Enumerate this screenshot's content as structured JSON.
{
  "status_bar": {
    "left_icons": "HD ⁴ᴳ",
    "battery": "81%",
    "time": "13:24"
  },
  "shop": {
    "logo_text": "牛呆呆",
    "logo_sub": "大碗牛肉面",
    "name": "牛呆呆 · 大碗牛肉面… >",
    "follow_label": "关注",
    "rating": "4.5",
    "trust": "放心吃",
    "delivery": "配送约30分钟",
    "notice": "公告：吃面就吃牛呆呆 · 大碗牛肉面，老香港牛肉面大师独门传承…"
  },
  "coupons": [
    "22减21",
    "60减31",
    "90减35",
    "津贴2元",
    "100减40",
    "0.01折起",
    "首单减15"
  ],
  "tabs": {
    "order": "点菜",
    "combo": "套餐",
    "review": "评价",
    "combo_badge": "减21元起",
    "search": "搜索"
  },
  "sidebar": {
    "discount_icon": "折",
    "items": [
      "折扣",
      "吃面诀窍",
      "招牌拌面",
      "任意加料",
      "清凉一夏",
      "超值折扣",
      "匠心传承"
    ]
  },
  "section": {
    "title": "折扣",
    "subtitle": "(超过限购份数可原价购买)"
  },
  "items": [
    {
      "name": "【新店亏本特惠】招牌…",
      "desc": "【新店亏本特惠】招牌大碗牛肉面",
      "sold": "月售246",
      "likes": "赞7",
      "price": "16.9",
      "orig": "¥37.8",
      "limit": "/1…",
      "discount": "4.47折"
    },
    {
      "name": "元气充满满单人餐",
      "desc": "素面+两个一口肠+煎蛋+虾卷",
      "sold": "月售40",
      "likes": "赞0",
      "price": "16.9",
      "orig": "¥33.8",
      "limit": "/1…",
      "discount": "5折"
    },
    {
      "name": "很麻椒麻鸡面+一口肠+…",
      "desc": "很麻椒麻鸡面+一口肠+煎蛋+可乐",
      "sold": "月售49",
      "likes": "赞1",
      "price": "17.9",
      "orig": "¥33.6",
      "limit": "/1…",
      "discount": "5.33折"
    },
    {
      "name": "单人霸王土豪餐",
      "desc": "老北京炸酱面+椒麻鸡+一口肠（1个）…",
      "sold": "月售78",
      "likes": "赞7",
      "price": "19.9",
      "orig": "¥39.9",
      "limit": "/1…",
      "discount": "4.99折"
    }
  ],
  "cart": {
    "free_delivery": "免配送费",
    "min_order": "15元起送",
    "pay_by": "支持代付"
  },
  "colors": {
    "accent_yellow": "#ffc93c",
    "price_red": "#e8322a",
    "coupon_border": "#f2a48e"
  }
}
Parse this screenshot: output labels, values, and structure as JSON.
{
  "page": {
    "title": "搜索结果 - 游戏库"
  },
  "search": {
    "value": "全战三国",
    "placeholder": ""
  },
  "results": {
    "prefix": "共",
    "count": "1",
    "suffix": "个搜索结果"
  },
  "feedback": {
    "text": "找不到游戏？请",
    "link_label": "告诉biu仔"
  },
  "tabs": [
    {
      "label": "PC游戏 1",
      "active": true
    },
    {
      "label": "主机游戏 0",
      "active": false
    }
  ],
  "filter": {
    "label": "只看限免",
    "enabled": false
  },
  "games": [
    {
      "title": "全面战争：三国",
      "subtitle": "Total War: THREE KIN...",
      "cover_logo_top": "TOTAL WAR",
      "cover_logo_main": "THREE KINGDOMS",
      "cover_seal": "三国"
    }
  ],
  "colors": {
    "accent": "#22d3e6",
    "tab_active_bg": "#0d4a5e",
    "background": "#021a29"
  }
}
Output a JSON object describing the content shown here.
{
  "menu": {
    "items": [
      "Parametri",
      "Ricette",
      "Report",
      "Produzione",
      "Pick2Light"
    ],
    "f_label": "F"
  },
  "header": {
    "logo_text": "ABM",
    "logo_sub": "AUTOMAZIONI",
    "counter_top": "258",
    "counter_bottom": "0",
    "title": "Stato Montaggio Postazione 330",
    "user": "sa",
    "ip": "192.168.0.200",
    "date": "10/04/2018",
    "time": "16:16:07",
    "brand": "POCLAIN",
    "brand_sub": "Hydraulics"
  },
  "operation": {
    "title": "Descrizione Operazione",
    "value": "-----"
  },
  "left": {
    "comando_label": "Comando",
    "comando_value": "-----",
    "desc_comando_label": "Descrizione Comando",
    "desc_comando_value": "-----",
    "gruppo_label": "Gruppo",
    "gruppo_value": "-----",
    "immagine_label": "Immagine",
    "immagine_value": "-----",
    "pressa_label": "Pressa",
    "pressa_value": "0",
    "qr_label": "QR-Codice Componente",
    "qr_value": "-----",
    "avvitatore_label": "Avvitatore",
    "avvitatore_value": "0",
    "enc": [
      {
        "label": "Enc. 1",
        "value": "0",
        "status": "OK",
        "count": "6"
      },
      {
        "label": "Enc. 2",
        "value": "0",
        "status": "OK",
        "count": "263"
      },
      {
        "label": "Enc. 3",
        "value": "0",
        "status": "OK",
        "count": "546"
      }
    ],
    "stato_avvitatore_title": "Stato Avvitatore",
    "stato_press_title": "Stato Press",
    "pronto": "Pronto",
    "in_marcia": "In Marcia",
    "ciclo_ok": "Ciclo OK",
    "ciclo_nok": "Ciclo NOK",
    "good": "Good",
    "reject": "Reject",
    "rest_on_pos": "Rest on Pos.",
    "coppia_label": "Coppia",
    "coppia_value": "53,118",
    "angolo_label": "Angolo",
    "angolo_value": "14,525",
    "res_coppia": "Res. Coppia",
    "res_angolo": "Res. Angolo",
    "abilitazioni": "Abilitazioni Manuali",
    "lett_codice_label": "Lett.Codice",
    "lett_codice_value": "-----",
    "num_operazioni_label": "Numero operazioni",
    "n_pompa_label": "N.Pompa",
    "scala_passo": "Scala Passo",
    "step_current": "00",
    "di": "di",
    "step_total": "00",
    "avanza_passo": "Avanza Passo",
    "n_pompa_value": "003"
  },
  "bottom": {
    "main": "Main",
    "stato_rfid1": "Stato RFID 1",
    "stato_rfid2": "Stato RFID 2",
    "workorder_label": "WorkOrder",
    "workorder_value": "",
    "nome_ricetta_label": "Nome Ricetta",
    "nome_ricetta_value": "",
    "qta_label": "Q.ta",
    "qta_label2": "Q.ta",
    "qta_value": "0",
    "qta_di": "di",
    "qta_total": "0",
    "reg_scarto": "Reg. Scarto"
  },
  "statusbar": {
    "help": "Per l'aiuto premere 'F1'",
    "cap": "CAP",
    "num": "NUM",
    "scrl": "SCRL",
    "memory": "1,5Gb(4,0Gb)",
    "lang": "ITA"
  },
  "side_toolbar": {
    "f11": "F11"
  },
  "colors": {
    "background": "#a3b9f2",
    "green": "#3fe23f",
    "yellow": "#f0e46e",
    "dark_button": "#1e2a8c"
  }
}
=====
What is required:
Restate the whole of the material exactly.

Result of the exercise:
Enumerate this screenshot's content as structured JSON.
{
  "status_bar": {
    "left_icons": "HD ⁴ᴳ",
    "battery": "81%",
    "time": "13:24"
  },
  "shop": {
    "logo_text": "牛呆呆",
    "logo_sub": "大碗牛肉面",
    "name": "牛呆呆 · 大碗牛肉面… >",
    "follow_label": "关注",
    "rating": "4.5",
    "trust": "放心吃",
    "delivery": "配送约30分钟",
    "notice": "公告：吃面就吃牛呆呆 · 大碗牛肉面，老香港牛肉面大师独门传承…"
  },
  "coupons": [
    "22减21",
    "60减31",
    "90减35",
    "津贴2元",
    "100减40",
    "0.01折起",
    "首单减15"
  ],
  "tabs": {
    "order": "点菜",
    "combo": "套餐",
    "review": "评价",
    "combo_badge": "减21元起",
    "search": "搜索"
  },
  "sidebar": {
    "discount_icon": "折",
    "items": [
      "折扣",
      "吃面诀窍",
      "招牌拌面",
      "任意加料",
      "清凉一夏",
      "超值折扣",
      "匠心传承"
    ]
  },
  "section": {
    "title": "折扣",
    "subtitle": "(超过限购份数可原价购买)"
  },
  "items": [
    {
      "name": "【新店亏本特惠】招牌…",
      "desc": "【新店亏本特惠】招牌大碗牛肉面",
      "sold": "月售246",
      "likes": "赞7",
      "price": "16.9",
      "orig": "¥37.8",
      "limit": "/1…",
      "discount": "4.47折"
    },
    {
      "name": "元气充满满单人餐",
      "desc": "素面+两个一口肠+煎蛋+虾卷",
      "sold": "月售40",
      "likes": "赞0",
      "price": "16.9",
      "orig": "¥33.8",
      "limit": "/1…",
      "discount": "5折"
    },
    {
      "name": "很麻椒麻鸡面+一口肠+…",
      "desc": "很麻椒麻鸡面+一口肠+煎蛋+可乐",
      "sold": "月售49",
      "likes": "赞1",
      "price": "17.9",
      "orig": "¥33.6",
      "limit": "/1…",
      "discount": "5.33折"
    },
    {
      "name": "单人霸王土豪餐",
      "desc": "老北京炸酱面+椒麻鸡+一口肠（1个）…",
      "sold": "月售78",
      "likes": "赞7",
      "price": "19.9",
      "orig": "¥39.9",
      "limit": "/1…",
      "discount": "4.99折"
    }
  ],
  "cart": {
    "free_delivery": "免配送费",
    "min_order": "15元起送",
    "pay_by": "支持代付"
  },
  "colors": {
    "accent_yellow": "#ffc93c",
    "price_red": "#e8322a",
    "coupon_border": "#f2a48e"
  }
}
Parse this screenshot: output labels, values, and structure as JSON.
{
  "page": {
    "title": "搜索结果 - 游戏库"
  },
  "search": {
    "value": "全战三国",
    "placeholder": ""
  },
  "results": {
    "prefix": "共",
    "count": "1",
    "suffix": "个搜索结果"
  },
  "feedback": {
    "text": "找不到游戏？请",
    "link_label": "告诉biu仔"
  },
  "tabs": [
    {
      "label": "PC游戏 1",
      "active": true
    },
    {
      "label": "主机游戏 0",
      "active": false
    }
  ],
  "filter": {
    "label": "只看限免",
    "enabled": false
  },
  "games": [
    {
      "title": "全面战争：三国",
      "subtitle": "Total War: THREE KIN...",
      "cover_logo_top": "TOTAL WAR",
      "cover_logo_main": "THREE KINGDOMS",
      "cover_seal": "三国"
    }
  ],
  "colors": {
    "accent": "#22d3e6",
    "tab_active_bg": "#0d4a5e",
    "background": "#021a29"
  }
}
Output a JSON object describing the content shown here.
{
  "menu": {
    "items": [
      "Parametri",
      "Ricette",
      "Report",
      "Produzione",
      "Pick2Light"
    ],
    "f_label": "F"
  },
  "header": {
    "logo_text": "ABM",
    "logo_sub": "AUTOMAZIONI",
    "counter_top": "258",
    "counter_bottom": "0",
    "title": "Stato Montaggio Postazione 330",
    "user": "sa",
    "ip": "192.168.0.200",
    "date": "10/04/2018",
    "time": "16:16:07",
    "brand": "POCLAIN",
    "brand_sub": "Hydraulics"
  },
  "operation": {
    "title": "Descrizione Operazione",
    "value": "-----"
  },
  "left": {
    "comando_label": "Comando",
    "comando_value": "-----",
    "desc_comando_label": "Descrizione Comando",
    "desc_comando_value": "-----",
    "gruppo_label": "Gruppo",
    "gruppo_value": "-----",
    "immagine_label": "Immagine",
    "immagine_value": "-----",
    "pressa_label": "Pressa",
    "pressa_value": "0",
    "qr_label": "QR-Codice Componente",
    "qr_value": "-----",
    "avvitatore_label": "Avvitatore",
    "avvitatore_value": "0",
    "enc": [
      {
        "label": "Enc. 1",
        "value": "0",
        "status": "OK",
        "count": "6"
      },
      {
        "label": "Enc. 2",
        "value": "0",
        "status": "OK",
        "count": "263"
      },
      {
        "label": "Enc. 3",
        "value": "0",
        "status": "OK",
        "count": "546"
      }
    ],
    "stato_avvitatore_title": "Stato Avvitatore",
    "stato_press_title": "Stato Press",
    "pronto": "Pronto",
    "in_marcia": "In Marcia",
    "ciclo_ok": "Ciclo OK",
    "ciclo_nok": "Ciclo NOK",
    "good": "Good",
    "reject": "Reject",
    "rest_on_pos": "Rest on Pos.",
    "coppia_label": "Coppia",
    "coppia_value": "53,118",
    "angolo_label": "Angolo",
    "angolo_value": "14,525",
    "res_coppia": "Res. Coppia",
    "res_angolo": "Res. Angolo",
    "abilitazioni": "Abilitazioni Manuali",
    "lett_codice_label": "Lett.Codice",
    "lett_codice_value": "-----",
    "num_operazioni_label": "Numero operazioni",
    "n_pompa_label": "N.Pompa",
    "scala_passo": "Scala Passo",
    "step_current": "00",
    "di": "di",
    "step_total": "00",
    "avanza_passo": "Avanza Passo",
    "n_pompa_value": "003"
  },
  "bottom": {
    "main": "Main",
    "stato_rfid1": "Stato RFID 1",
    "stato_rfid2": "Stato RFID 2",
    "workorder_label": "WorkOrder",
    "workorder_value": "",
    "nome_ricetta_label": "Nome Ricetta",
    "nome_ricetta_value": "",
    "qta_label": "Q.ta",
    "qta_label2": "Q.ta",
    "qta_value": "0",
    "qta_di": "di",
    "qta_total": "0",
    "reg_scarto": "Reg. Scarto"
  },
  "statusbar": {
    "help": "Per l'aiuto premere 'F1'",
    "cap": "CAP",
    "num": "NUM",
    "scrl": "SCRL",
    "memory": "1,5Gb(4,0Gb)",
    "lang": "ITA"
  },
  "side_toolbar": {
    "f11": "F11"
  },
  "colors": {
    "background": "#a3b9f2",
    "green": "#3fe23f",
    "yellow": "#f0e46e",
    "dark_button": "#1e2a8c"
  }
}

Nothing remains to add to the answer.